## STATED TASK
Produce the listing below again, exactly as shown.

## RECORDS TO USE
════════════════

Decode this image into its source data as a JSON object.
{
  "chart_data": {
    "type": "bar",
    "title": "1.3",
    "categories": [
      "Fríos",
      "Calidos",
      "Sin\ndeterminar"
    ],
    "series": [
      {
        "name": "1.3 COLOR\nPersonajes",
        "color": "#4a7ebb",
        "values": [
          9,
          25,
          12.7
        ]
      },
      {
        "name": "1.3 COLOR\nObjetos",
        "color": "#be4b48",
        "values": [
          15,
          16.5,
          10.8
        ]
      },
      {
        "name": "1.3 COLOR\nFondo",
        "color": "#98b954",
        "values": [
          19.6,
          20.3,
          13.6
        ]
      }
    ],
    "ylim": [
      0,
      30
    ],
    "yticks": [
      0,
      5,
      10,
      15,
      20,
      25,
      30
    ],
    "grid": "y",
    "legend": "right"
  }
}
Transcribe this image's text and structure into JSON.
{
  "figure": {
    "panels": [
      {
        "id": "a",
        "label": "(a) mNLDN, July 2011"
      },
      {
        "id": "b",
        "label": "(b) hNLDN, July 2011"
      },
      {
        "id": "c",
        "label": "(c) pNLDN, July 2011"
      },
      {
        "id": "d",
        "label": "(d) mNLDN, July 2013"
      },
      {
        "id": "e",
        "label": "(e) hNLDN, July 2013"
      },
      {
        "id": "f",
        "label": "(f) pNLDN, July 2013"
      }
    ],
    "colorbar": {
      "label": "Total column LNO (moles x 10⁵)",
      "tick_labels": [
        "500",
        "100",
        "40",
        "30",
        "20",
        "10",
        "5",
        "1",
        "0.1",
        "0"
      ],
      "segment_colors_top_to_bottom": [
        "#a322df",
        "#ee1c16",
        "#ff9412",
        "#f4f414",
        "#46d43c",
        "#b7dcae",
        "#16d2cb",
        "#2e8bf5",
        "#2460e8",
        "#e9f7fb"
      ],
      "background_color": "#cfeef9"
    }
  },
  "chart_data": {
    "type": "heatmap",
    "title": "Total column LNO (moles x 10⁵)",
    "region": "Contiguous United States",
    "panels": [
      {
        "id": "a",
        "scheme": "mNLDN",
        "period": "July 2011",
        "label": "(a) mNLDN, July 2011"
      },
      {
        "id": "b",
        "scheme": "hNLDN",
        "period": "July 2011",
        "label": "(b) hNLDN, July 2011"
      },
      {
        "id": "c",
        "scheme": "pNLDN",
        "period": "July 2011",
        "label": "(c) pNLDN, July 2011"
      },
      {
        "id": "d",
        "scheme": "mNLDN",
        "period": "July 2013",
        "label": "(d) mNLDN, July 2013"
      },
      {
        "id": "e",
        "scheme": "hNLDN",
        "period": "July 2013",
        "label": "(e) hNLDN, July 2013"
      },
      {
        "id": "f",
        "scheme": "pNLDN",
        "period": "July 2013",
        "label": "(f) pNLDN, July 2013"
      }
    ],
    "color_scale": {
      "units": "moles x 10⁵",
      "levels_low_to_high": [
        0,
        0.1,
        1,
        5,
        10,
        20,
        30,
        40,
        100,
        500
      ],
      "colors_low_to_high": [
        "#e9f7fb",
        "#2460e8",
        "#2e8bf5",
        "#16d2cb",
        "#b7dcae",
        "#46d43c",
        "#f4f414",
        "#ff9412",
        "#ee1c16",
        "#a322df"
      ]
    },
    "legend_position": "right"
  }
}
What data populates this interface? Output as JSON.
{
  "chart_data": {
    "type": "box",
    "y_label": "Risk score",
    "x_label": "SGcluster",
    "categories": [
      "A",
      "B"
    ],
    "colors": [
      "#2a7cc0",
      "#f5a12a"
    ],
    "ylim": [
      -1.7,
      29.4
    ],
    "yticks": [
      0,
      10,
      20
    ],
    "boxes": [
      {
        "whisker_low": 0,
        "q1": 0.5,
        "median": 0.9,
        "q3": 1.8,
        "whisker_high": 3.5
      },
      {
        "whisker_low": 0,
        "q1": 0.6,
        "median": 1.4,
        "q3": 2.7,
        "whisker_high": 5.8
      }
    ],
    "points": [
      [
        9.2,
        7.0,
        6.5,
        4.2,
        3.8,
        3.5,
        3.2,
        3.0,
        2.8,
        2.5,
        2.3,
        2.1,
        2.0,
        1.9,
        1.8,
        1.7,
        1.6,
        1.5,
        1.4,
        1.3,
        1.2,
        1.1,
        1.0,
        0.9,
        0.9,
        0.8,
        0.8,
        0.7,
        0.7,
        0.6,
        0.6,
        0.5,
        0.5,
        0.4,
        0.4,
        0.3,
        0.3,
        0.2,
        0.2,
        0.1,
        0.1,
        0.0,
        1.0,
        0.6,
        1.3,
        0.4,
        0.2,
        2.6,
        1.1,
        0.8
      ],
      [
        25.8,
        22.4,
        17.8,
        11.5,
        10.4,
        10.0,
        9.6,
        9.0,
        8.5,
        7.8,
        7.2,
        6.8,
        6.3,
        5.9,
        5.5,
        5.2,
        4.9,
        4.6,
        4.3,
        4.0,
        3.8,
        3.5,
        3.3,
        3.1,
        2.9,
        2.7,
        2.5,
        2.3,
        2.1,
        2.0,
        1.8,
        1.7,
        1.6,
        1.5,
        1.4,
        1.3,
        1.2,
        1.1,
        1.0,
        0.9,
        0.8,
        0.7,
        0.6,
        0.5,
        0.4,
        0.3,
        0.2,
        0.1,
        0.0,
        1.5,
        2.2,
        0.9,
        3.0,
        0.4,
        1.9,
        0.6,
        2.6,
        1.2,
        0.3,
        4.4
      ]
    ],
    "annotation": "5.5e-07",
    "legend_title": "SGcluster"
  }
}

════════════════

## ANSWER
Decode this image into its source data as a JSON object.
{
  "chart_data": {
    "type": "bar",
    "title": "1.3",
    "categories": [
      "Fríos",
      "Calidos",
      "Sin\ndeterminar"
    ],
    "series": [
      {
        "name": "1.3 COLOR\nPersonajes",
        "color": "#4a7ebb",
        "values": [
          9,
          25,
          12.7
        ]
      },
      {
        "name": "1.3 COLOR\nObjetos",
        "color": "#be4b48",
        "values": [
          15,
          16.5,
          10.8
        ]
      },
      {
        "name": "1.3 COLOR\nFondo",
        "color": "#98b954",
        "values": [
          19.6,
          20.3,
          13.6
        ]
      }
    ],
    "ylim": [
      0,
      30
    ],
    "yticks": [
      0,
      5,
      10,
      15,
      20,
      25,
      30
    ],
    "grid": "y",
    "legend": "right"
  }
}
Transcribe this image's text and structure into JSON.
{
  "figure": {
    "panels": [
      {
        "id": "a",
        "label": "(a) mNLDN, July 2011"
      },
      {
        "id": "b",
        "label": "(b) hNLDN, July 2011"
      },
      {
        "id": "c",
        "label": "(c) pNLDN, July 2011"
      },
      {
        "id": "d",
        "label": "(d) mNLDN, July 2013"
      },
      {
        "id": "e",
        "label": "(e) hNLDN, July 2013"
      },
      {
        "id": "f",
        "label": "(f) pNLDN, July 2013"
      }
    ],
    "colorbar": {
      "label": "Total column LNO (moles x 10⁵)",
      "tick_labels": [
        "500",
        "100",
        "40",
        "30",
        "20",
        "10",
        "5",
        "1",
        "0.1",
        "0"
      ],
      "segment_colors_top_to_bottom": [
        "#a322df",
        "#ee1c16",
        "#ff9412",
        "#f4f414",
        "#46d43c",
        "#b7dcae",
        "#16d2cb",
        "#2e8bf5",
        "#2460e8",
        "#e9f7fb"
      ],
      "background_color": "#cfeef9"
    }
  },
  "chart_data": {
    "type": "heatmap",
    "title": "Total column LNO (moles x 10⁵)",
    "region": "Contiguous United States",
    "panels": [
      {
        "id": "a",
        "scheme": "mNLDN",
        "period": "July 2011",
        "label": "(a) mNLDN, July 2011"
      },
      {
        "id": "b",
        "scheme": "hNLDN",
        "period": "July 2011",
        "label": "(b) hNLDN, July 2011"
      },
      {
        "id": "c",
        "scheme": "pNLDN",
        "period": "July 2011",
        "label": "(c) pNLDN, July 2011"
      },
      {
        "id": "d",
        "scheme": "mNLDN",
        "period": "July 2013",
        "label": "(d) mNLDN, July 2013"
      },
      {
        "id": "e",
        "scheme": "hNLDN",
        "period": "July 2013",
        "label": "(e) hNLDN, July 2013"
      },
      {
        "id": "f",
        "scheme": "pNLDN",
        "period": "July 2013",
        "label": "(f) pNLDN, July 2013"
      }
    ],
    "color_scale": {
      "units": "moles x 10⁵",
      "levels_low_to_high": [
        0,
        0.1,
        1,
        5,
        10,
        20,
        30,
        40,
        100,
        500
      ],
      "colors_low_to_high": [
        "#e9f7fb",
        "#2460e8",
        "#2e8bf5",
        "#16d2cb",
        "#b7dcae",
        "#46d43c",
        "#f4f414",
        "#ff9412",
        "#ee1c16",
        "#a322df"
      ]
    },
    "legend_position": "right"
  }
}
What data populates this interface? Output as JSON.
{
  "chart_data": {
    "type": "box",
    "y_label": "Risk score",
    "x_label": "SGcluster",
    "categories": [
      "A",
      "B"
    ],
    "colors": [
      "#2a7cc0",
      "#f5a12a"
    ],
    "ylim": [
      -1.7,
      29.4
    ],
    "yticks": [
      0,
      10,
      20
    ],
    "boxes": [
      {
        "whisker_low": 0,
        "q1": 0.5,
        "median": 0.9,
        "q3": 1.8,
        "whisker_high": 3.5
      },
      {
        "whisker_low": 0,
        "q1": 0.6,
        "median": 1.4,
        "q3": 2.7,
        "whisker_high": 5.8
      }
    ],
    "points": [
      [
        9.2,
        7.0,
        6.5,
        4.2,
        3.8,
        3.5,
        3.2,
        3.0,
        2.8,
        2.5,
        2.3,
        2.1,
        2.0,
        1.9,
        1.8,
        1.7,
        1.6,
        1.5,
        1.4,
        1.3,
        1.2,
        1.1,
        1.0,
        0.9,
        0.9,
        0.8,
        0.8,
        0.7,
        0.7,
        0.6,
        0.6,
        0.5,
        0.5,
        0.4,
        0.4,
        0.3,
        0.3,
        0.2,
        0.2,
        0.1,
        0.1,
        0.0,
        1.0,
        0.6,
        1.3,
        0.4,
        0.2,
        2.6,
        1.1,
        0.8
      ],
      [
        25.8,
        22.4,
        17.8,
        11.5,
        10.4,
        10.0,
        9.6,
        9.0,
        8.5,
        7.8,
        7.2,
        6.8,
        6.3,
        5.9,
        5.5,
        5.2,
        4.9,
        4.6,
        4.3,
        4.0,
        3.8,
        3.5,
        3.3,
        3.1,
        2.9,
        2.7,
        2.5,
        2.3,
        2.1,
        2.0,
        1.8,
        1.7,
        1.6,
        1.5,
        1.4,
        1.3,
        1.2,
        1.1,
        1.0,
        0.9,
        0.8,
        0.7,
        0.6,
        0.5,
        0.4,
        0.3,
        0.2,
        0.1,
        0.0,
        1.5,
        2.2,
        0.9,
        3.0,
        0.4,
        1.9,
        0.6,
        2.6,
        1.2,
        0.3,
        4.4
      ]
    ],
    "annotation": "5.5e-07",
    "legend_title": "SGcluster"
  }
}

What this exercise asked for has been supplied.